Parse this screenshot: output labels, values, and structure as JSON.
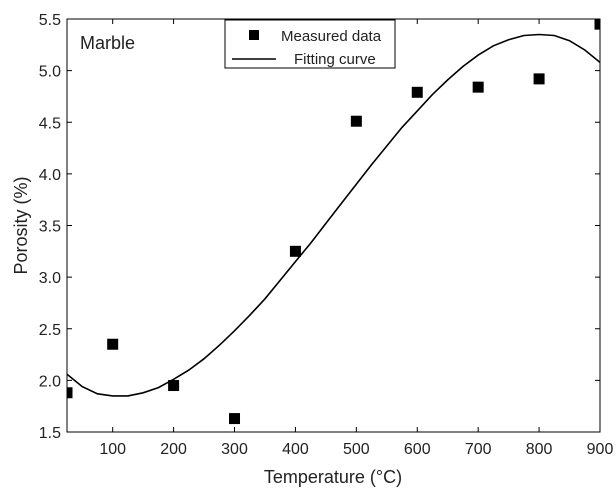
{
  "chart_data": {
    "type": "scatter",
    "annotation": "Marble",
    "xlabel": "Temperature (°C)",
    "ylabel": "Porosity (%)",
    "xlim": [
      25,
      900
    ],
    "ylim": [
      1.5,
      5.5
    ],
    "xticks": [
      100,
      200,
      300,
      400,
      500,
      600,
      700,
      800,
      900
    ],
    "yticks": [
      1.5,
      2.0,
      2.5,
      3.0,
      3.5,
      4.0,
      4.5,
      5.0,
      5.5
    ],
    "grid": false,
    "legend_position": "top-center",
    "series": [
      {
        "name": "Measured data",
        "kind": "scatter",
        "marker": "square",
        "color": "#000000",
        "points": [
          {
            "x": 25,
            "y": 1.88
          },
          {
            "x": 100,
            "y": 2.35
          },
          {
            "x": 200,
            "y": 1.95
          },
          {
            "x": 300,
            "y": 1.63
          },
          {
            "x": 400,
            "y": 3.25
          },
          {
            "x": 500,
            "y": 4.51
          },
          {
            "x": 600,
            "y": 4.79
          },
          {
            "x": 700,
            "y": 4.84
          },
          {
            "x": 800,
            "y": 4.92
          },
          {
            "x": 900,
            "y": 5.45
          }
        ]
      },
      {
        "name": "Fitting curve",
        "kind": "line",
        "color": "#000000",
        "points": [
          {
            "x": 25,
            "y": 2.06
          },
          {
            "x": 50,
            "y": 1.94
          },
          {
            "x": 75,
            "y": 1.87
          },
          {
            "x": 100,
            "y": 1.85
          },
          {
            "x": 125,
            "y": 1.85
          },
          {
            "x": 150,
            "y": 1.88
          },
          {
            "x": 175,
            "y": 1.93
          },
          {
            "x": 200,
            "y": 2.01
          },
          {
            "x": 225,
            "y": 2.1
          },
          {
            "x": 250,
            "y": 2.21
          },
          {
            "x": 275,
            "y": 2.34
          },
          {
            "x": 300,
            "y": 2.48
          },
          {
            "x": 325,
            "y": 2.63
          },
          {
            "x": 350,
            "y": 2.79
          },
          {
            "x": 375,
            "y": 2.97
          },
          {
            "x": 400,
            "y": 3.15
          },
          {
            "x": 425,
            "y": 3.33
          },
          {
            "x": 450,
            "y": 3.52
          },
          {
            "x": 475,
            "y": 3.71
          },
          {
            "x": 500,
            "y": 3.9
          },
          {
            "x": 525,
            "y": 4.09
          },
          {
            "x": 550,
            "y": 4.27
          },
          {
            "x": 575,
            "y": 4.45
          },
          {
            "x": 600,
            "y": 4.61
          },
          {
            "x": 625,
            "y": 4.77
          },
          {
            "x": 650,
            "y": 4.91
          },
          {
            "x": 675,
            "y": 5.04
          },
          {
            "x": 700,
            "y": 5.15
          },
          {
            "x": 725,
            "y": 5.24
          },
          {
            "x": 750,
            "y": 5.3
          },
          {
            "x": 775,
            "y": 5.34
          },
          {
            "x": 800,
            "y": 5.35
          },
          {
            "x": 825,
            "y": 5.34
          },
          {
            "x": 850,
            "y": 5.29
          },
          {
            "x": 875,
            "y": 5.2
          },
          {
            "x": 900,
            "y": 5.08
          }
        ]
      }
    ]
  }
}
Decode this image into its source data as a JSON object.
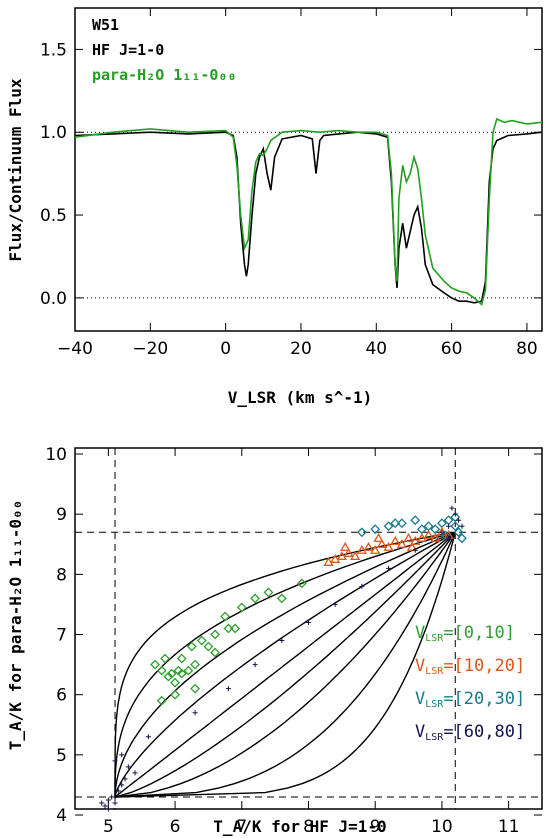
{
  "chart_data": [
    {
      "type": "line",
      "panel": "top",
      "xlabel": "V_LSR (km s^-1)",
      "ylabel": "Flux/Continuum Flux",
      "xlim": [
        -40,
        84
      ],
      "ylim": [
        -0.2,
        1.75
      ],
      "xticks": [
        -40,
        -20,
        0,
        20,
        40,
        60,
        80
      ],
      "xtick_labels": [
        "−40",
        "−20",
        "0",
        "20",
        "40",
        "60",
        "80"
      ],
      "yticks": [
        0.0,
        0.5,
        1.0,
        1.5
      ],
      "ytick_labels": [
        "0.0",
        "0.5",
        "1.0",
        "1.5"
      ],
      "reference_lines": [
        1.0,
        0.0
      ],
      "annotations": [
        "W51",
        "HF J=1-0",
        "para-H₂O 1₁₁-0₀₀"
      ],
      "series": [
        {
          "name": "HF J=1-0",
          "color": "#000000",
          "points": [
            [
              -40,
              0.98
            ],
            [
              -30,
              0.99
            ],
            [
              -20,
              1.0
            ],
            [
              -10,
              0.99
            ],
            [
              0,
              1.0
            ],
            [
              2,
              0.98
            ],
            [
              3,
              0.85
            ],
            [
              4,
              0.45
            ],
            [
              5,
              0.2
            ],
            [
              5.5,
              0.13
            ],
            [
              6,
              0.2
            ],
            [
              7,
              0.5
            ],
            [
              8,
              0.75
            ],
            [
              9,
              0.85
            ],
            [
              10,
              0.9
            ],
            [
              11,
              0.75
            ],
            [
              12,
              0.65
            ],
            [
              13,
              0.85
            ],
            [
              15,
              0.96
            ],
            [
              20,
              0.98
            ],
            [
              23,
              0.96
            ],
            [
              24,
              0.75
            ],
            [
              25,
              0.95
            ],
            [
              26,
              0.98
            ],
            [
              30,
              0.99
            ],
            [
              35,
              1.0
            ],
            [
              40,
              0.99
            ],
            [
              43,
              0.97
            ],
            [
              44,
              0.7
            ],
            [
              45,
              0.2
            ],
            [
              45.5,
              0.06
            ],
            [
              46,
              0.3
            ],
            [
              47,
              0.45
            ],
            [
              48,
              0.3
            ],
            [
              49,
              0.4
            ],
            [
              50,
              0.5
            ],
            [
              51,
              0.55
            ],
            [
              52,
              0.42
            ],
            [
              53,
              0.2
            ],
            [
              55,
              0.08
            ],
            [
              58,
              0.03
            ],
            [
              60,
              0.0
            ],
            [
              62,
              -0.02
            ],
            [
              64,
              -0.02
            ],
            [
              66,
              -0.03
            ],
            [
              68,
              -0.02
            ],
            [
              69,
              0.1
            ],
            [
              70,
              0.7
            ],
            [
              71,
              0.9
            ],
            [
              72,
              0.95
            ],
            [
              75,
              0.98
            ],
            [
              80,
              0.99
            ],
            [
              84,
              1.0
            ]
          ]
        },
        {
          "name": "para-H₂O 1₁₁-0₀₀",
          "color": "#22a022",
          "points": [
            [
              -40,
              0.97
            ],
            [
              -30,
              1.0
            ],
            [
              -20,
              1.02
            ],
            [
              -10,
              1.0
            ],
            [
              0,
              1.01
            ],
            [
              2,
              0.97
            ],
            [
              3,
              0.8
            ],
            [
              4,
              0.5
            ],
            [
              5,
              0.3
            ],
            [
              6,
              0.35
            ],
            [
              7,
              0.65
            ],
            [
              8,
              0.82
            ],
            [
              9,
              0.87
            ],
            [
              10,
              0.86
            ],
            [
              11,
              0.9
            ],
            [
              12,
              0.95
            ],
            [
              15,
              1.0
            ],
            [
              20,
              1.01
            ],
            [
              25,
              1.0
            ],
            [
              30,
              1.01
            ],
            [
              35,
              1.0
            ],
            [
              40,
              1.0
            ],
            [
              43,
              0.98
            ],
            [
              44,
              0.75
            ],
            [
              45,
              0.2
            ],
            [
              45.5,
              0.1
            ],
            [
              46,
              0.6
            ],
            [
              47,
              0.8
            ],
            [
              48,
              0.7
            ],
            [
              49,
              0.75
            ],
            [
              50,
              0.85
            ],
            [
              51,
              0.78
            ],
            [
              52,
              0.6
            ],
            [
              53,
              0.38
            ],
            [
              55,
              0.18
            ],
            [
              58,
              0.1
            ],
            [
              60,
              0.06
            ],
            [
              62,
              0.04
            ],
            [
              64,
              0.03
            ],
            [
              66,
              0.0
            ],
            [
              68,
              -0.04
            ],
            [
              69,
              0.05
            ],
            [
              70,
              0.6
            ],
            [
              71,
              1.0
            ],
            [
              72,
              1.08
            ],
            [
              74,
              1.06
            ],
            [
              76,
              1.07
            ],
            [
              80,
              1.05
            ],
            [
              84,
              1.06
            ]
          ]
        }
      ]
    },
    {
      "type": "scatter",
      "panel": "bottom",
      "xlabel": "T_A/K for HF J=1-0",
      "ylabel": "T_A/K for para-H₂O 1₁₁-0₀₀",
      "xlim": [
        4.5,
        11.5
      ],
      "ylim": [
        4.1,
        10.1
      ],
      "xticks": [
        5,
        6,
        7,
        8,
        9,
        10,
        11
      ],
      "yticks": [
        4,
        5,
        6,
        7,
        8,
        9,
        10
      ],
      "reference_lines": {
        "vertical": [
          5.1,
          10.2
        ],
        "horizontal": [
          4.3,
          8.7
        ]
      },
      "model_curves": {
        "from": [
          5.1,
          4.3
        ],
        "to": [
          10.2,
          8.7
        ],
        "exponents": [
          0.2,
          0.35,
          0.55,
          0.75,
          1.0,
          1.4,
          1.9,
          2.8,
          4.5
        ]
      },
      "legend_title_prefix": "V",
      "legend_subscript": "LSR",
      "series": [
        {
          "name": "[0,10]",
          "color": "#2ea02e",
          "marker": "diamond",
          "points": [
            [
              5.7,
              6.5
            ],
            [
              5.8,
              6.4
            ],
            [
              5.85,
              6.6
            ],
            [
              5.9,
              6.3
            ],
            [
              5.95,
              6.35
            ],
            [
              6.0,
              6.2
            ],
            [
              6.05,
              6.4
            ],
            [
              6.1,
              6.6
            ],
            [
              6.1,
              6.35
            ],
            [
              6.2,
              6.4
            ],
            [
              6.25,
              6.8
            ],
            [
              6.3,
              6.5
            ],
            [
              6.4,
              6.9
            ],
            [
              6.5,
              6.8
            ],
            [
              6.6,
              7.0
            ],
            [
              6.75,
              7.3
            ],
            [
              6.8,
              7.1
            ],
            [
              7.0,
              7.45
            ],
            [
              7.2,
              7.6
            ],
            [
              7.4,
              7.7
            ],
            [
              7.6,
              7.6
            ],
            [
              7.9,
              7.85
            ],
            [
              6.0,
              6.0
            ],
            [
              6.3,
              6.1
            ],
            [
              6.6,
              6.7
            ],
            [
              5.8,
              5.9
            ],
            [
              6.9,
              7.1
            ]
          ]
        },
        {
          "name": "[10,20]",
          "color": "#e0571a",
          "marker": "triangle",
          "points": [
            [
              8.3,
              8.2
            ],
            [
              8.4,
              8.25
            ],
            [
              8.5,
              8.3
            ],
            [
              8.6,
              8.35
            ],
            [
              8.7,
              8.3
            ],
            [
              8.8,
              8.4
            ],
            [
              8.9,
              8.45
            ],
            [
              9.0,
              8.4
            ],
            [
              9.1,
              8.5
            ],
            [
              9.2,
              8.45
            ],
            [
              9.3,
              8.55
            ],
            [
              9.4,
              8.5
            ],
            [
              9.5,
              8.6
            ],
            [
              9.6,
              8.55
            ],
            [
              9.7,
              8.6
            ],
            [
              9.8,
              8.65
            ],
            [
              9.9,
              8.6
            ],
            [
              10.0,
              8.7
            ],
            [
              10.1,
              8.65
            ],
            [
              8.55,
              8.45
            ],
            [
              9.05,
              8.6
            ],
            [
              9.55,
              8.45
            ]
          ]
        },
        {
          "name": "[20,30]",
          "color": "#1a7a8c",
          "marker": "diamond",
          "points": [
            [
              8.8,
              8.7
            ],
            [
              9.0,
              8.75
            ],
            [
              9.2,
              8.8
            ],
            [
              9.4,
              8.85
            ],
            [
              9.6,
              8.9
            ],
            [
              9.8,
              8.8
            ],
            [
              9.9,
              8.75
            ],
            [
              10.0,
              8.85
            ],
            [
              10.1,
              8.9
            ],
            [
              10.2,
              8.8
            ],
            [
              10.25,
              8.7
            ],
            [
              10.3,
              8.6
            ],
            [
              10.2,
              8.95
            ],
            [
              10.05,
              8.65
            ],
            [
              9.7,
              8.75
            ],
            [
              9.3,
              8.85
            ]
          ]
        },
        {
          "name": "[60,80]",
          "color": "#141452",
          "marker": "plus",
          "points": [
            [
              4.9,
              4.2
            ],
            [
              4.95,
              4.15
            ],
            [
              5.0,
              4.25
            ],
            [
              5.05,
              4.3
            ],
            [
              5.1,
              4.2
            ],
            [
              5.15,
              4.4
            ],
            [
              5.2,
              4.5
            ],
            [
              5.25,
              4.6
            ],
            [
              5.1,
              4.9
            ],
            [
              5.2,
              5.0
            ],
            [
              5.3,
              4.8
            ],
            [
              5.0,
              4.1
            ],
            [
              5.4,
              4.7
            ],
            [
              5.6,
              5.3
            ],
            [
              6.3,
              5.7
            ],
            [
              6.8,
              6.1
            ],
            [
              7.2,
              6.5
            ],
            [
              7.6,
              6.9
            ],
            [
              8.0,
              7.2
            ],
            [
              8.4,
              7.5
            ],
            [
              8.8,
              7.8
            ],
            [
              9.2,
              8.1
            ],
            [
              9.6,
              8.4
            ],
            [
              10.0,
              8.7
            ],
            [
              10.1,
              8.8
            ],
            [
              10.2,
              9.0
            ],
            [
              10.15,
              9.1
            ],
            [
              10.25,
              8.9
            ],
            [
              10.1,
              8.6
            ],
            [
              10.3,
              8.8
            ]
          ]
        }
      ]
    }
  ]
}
※ ※ ※
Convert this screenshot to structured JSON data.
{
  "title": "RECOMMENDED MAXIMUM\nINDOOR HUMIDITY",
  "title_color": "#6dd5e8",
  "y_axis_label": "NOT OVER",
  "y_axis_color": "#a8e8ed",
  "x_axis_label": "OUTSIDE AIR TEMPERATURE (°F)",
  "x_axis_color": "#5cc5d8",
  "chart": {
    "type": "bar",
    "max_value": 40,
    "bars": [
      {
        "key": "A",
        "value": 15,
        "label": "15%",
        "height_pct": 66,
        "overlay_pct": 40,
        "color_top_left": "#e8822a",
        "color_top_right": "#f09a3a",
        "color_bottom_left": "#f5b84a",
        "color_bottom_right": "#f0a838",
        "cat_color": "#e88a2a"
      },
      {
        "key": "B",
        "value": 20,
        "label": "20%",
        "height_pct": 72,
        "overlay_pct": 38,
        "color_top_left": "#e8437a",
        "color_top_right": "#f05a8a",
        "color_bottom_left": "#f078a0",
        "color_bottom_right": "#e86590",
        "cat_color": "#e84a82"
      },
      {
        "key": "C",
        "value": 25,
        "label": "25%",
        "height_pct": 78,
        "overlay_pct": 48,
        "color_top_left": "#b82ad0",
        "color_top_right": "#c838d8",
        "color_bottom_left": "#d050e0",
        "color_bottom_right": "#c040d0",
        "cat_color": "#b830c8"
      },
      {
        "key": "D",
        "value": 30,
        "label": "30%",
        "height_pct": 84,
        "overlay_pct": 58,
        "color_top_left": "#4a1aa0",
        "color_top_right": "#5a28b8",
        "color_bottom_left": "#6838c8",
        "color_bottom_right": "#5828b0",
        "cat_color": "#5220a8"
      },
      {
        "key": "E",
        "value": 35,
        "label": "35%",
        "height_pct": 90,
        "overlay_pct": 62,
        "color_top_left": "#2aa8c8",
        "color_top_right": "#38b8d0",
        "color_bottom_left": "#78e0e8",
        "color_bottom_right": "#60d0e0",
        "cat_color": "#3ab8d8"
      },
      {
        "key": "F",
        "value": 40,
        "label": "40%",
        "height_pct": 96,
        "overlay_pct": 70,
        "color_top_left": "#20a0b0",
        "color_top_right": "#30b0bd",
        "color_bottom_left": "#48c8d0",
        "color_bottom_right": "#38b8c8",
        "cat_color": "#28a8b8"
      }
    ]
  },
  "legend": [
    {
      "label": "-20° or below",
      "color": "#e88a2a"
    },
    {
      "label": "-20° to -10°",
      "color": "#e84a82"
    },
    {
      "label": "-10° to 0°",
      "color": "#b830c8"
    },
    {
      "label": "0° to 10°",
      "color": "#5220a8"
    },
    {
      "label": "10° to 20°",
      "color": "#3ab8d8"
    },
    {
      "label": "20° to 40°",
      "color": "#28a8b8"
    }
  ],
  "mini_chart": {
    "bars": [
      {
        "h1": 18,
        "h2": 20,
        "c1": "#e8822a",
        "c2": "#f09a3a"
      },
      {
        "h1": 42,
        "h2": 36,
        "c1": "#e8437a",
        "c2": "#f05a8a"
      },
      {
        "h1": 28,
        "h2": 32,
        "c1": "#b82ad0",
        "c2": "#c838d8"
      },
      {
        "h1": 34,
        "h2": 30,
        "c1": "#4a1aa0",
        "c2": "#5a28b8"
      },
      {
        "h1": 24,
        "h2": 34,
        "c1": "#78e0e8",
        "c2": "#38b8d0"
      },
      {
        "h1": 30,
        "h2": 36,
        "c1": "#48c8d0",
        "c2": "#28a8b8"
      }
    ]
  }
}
※ ※ ※
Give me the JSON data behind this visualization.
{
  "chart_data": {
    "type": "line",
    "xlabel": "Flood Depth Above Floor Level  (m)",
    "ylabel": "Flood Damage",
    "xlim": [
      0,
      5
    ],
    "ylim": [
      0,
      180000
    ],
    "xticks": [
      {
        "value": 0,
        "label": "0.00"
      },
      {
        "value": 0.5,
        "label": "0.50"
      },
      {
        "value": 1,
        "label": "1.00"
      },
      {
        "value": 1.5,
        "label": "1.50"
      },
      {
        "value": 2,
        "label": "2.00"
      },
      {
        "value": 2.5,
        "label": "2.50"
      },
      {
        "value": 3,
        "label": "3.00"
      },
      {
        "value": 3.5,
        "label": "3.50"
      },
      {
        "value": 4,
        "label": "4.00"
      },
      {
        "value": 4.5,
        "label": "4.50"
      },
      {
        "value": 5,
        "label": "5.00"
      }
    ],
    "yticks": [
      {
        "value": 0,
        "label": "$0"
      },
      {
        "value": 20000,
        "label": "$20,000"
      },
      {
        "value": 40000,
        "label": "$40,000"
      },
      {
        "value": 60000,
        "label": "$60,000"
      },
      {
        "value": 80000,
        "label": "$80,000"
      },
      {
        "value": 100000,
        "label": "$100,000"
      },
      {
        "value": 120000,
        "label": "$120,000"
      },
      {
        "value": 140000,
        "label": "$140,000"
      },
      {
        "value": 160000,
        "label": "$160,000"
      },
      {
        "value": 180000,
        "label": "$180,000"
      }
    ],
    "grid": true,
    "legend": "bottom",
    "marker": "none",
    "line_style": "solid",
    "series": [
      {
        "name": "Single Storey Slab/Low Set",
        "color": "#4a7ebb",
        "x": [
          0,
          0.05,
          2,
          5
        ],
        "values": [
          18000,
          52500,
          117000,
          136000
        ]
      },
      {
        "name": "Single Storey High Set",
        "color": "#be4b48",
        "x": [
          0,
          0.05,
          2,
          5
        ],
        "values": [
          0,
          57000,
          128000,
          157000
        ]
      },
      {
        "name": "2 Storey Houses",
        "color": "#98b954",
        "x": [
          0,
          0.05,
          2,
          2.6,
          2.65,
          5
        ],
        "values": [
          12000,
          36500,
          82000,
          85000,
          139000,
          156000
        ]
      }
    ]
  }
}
※ ※ ※
__Your instructions__: Track down every line with the word "JSON" and copy it.

__Task answer__:
Parse this screenshot: output labels, values, and structure as JSON.
Decode this image into its source data as a JSON object.
Convert this screenshot to structured JSON data.
Give me the JSON data behind this visualization.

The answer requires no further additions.